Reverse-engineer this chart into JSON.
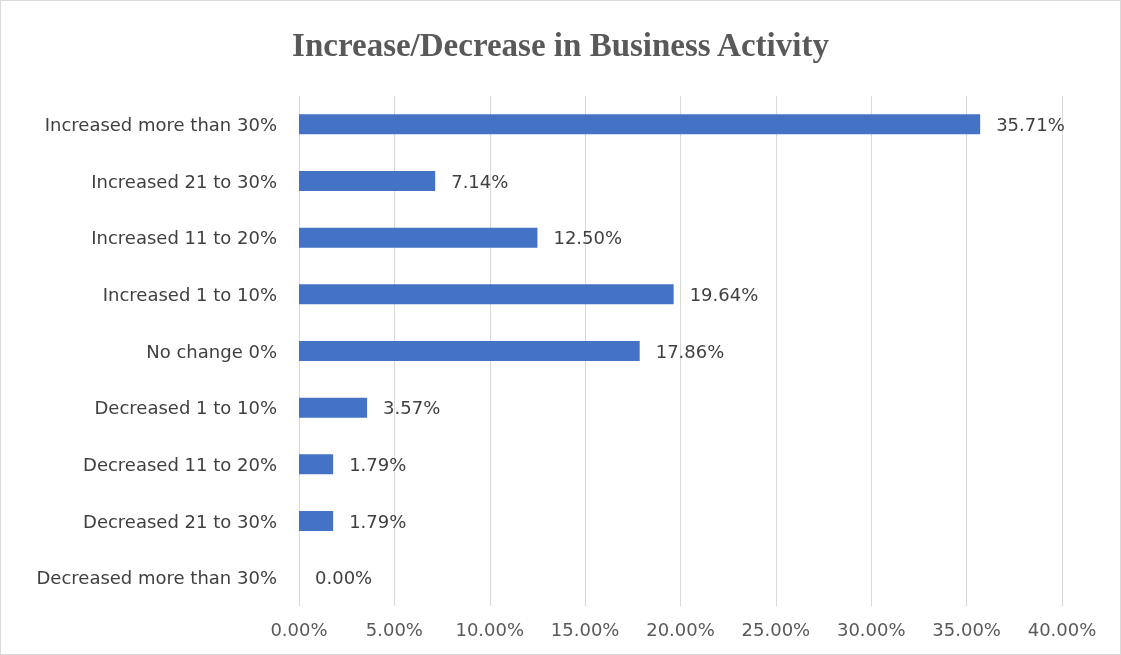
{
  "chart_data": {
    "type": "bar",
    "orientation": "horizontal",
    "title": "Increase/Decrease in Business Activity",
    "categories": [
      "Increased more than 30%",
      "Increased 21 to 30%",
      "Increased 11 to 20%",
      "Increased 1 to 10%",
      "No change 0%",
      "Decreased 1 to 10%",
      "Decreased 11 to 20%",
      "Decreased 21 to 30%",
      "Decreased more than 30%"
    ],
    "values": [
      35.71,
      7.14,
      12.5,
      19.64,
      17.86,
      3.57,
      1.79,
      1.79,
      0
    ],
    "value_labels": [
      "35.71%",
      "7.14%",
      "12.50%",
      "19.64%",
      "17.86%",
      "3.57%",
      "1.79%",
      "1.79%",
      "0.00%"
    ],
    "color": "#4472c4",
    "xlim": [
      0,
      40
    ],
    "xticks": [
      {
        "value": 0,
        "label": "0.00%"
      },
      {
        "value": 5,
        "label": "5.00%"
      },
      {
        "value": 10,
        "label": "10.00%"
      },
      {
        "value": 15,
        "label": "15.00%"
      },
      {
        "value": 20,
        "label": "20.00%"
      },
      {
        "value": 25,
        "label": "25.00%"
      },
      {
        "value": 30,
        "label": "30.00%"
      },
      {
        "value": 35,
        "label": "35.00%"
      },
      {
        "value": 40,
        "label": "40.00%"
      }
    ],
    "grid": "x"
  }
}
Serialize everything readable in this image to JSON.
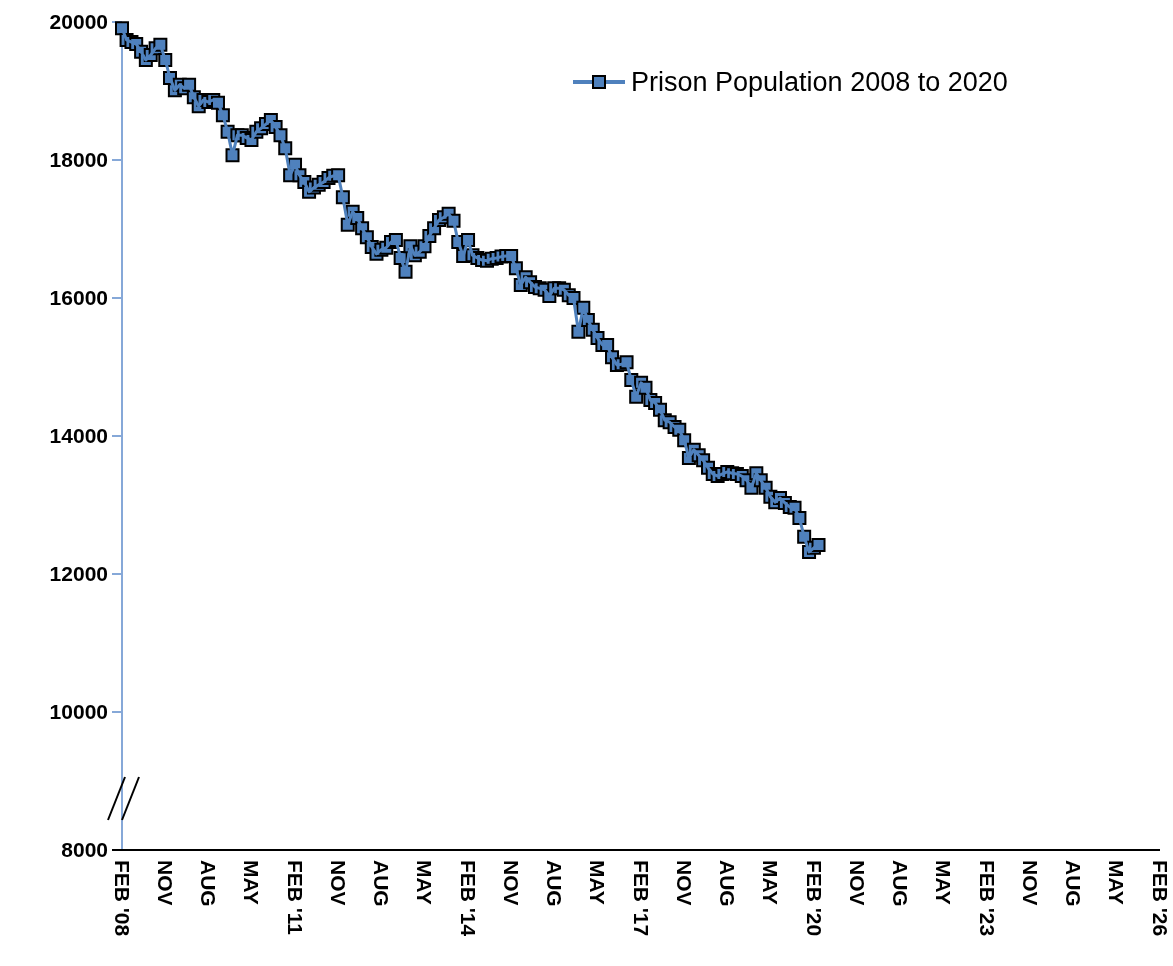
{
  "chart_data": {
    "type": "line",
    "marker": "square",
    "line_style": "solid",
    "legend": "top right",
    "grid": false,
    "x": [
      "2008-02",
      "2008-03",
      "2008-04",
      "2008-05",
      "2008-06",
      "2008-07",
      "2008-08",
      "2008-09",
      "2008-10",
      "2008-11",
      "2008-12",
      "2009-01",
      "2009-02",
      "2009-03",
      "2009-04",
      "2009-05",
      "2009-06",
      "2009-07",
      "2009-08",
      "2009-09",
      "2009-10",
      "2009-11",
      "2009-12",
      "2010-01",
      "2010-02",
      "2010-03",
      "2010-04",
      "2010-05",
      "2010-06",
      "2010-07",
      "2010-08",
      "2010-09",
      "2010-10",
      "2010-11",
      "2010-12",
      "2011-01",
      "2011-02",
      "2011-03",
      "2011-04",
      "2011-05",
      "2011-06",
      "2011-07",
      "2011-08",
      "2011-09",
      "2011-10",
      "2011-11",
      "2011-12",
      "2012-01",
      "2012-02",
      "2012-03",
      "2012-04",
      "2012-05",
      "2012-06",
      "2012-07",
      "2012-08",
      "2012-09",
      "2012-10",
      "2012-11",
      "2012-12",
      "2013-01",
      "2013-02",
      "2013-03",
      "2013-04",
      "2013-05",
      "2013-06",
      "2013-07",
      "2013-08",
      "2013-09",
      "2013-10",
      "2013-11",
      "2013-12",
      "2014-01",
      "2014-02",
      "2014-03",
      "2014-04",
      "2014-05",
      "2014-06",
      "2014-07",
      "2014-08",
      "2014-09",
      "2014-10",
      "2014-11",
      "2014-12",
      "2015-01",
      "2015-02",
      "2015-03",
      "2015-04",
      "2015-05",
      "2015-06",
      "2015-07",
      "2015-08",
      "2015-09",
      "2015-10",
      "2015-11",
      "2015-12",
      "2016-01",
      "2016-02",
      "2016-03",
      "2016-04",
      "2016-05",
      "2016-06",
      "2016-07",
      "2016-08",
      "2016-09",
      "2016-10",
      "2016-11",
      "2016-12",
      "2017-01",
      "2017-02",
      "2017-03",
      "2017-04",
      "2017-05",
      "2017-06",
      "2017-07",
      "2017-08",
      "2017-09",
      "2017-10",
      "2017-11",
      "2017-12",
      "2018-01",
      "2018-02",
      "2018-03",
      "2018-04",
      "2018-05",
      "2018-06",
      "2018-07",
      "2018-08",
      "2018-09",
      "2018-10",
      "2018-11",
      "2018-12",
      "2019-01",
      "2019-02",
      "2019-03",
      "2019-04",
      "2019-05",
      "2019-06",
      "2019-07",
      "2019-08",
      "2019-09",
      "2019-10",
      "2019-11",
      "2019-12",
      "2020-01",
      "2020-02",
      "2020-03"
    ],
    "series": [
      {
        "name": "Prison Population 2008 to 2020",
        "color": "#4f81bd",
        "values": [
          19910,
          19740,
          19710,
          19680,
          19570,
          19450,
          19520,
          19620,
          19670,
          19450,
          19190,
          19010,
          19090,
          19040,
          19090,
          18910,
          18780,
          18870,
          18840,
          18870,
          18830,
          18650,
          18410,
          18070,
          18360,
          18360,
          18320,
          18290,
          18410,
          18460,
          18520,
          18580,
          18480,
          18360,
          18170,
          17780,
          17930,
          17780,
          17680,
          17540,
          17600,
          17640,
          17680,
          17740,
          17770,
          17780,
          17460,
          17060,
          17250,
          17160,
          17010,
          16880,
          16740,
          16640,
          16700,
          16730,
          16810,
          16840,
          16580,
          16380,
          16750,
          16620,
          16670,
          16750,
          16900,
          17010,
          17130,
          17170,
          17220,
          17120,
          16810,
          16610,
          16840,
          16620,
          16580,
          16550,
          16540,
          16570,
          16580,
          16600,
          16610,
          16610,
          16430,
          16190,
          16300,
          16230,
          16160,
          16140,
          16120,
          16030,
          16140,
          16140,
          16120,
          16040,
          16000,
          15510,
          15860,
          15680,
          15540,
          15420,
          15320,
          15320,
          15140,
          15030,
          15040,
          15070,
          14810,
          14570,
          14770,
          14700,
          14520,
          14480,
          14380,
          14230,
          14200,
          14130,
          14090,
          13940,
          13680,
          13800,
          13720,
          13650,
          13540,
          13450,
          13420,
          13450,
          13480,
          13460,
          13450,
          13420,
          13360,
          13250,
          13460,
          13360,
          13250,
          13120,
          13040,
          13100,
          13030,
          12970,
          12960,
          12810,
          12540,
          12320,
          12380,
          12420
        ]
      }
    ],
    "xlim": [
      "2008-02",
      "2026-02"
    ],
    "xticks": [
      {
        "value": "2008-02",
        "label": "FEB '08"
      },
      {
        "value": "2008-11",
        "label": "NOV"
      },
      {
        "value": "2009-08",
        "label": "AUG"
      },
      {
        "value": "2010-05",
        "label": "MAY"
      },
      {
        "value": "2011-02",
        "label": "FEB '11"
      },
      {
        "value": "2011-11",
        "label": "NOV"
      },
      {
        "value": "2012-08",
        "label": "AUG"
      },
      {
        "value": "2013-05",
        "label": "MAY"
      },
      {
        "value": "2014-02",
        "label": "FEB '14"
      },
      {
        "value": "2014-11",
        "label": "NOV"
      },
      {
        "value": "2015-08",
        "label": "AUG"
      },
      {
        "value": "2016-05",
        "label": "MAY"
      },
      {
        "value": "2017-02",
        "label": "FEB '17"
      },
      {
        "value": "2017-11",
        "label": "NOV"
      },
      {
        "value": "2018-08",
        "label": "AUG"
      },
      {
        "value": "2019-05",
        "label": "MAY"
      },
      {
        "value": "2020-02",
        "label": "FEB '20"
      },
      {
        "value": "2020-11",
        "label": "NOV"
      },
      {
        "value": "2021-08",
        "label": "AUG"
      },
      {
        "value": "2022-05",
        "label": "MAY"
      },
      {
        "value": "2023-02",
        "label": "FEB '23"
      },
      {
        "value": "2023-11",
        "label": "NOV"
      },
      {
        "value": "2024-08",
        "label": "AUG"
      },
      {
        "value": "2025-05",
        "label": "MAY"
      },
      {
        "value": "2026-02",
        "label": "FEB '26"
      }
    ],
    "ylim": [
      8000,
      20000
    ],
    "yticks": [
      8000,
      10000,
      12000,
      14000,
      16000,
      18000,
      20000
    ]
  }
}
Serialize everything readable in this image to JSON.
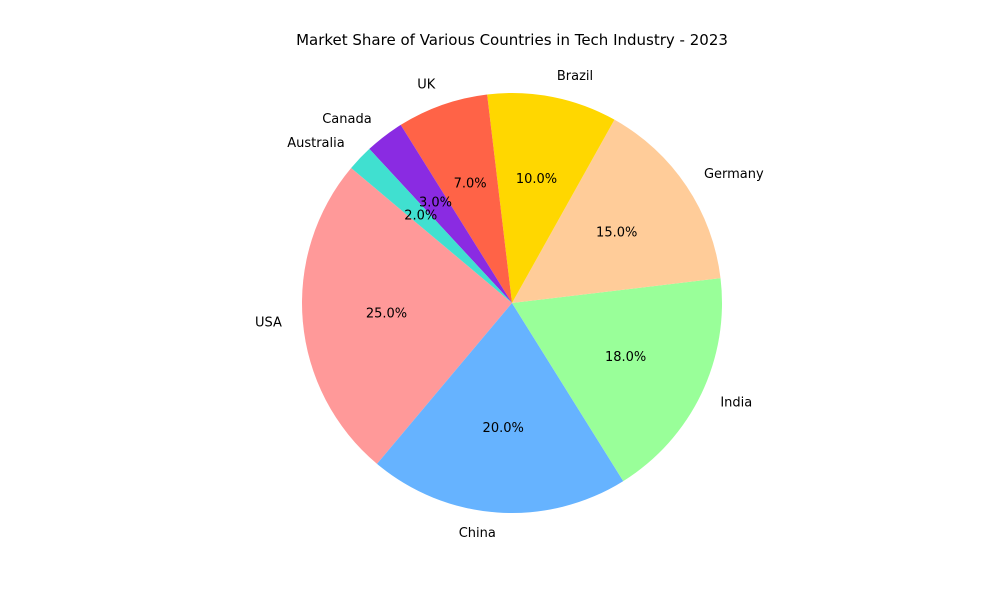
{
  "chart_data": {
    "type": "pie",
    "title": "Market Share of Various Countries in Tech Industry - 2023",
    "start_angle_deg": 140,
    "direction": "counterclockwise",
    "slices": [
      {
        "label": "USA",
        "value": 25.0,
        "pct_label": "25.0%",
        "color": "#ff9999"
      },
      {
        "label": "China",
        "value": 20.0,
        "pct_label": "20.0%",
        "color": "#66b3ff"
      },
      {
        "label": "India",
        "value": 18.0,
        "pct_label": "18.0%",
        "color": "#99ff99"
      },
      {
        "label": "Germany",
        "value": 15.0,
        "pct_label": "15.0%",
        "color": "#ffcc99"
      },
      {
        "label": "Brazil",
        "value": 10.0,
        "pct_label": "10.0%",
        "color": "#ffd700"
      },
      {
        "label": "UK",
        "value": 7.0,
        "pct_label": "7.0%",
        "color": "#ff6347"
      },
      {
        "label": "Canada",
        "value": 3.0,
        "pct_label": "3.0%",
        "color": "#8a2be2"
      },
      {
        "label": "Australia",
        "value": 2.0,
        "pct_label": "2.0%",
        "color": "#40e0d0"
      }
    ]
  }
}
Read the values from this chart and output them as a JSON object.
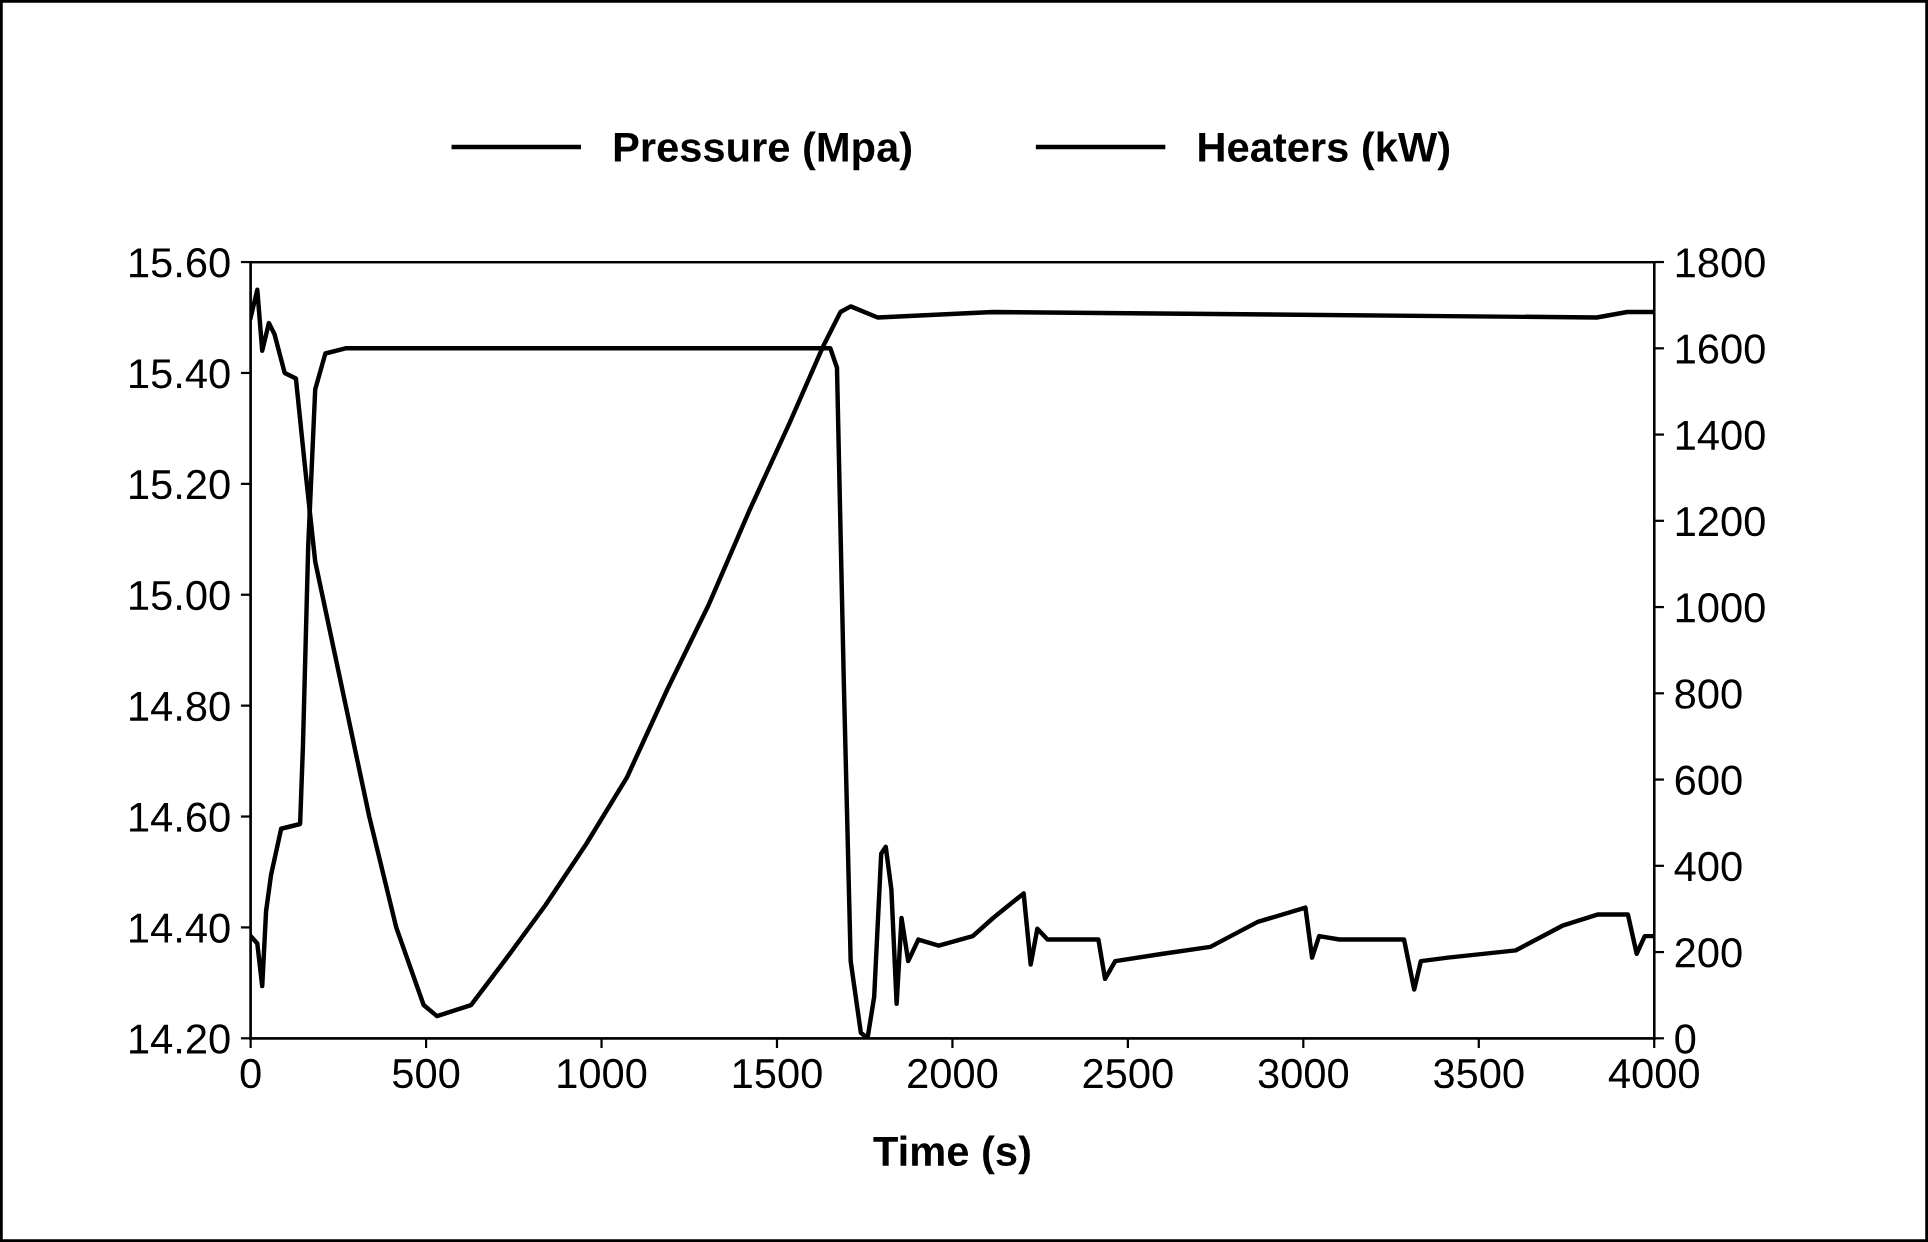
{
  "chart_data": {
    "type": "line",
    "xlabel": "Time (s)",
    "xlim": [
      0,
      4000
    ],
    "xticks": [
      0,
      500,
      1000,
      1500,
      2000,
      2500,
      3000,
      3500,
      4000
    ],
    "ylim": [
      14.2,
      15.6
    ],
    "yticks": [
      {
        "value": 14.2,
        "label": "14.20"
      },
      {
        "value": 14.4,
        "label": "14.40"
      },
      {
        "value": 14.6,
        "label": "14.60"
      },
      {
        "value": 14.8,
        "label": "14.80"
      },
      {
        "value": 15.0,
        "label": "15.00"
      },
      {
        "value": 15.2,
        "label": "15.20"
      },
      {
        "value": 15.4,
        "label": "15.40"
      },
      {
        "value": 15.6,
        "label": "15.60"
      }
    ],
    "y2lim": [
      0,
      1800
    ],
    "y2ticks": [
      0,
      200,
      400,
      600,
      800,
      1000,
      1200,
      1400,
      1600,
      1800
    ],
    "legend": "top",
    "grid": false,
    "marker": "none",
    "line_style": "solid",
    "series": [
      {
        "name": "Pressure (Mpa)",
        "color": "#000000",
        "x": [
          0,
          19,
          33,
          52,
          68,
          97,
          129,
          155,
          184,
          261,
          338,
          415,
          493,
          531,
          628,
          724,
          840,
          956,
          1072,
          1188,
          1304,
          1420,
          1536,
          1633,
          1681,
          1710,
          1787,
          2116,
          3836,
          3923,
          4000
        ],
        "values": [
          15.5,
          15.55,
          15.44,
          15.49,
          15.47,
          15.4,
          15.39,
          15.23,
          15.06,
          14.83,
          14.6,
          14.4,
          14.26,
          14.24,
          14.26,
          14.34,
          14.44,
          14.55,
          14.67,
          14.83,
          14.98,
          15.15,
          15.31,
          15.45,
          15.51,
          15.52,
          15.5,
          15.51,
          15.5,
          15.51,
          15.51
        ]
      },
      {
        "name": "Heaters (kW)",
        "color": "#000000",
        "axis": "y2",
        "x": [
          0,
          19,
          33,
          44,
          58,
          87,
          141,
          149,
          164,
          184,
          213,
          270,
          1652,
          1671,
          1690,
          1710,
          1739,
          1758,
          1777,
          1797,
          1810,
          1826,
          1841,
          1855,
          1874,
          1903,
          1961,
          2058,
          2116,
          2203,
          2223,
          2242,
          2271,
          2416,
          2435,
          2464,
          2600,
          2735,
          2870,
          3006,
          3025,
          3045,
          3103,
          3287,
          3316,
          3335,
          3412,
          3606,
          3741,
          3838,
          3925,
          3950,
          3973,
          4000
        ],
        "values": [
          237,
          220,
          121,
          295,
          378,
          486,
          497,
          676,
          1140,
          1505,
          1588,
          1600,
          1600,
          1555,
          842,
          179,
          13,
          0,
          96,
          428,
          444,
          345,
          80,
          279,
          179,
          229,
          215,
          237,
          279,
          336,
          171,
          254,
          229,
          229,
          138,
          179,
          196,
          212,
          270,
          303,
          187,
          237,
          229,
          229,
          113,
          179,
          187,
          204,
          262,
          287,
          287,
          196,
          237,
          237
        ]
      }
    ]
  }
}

**Problem details**
Scan the records above for the string "than", then report every line that contains it.

**Answer below**
      "Increased more than 30%",
      "Decreased more than 30%"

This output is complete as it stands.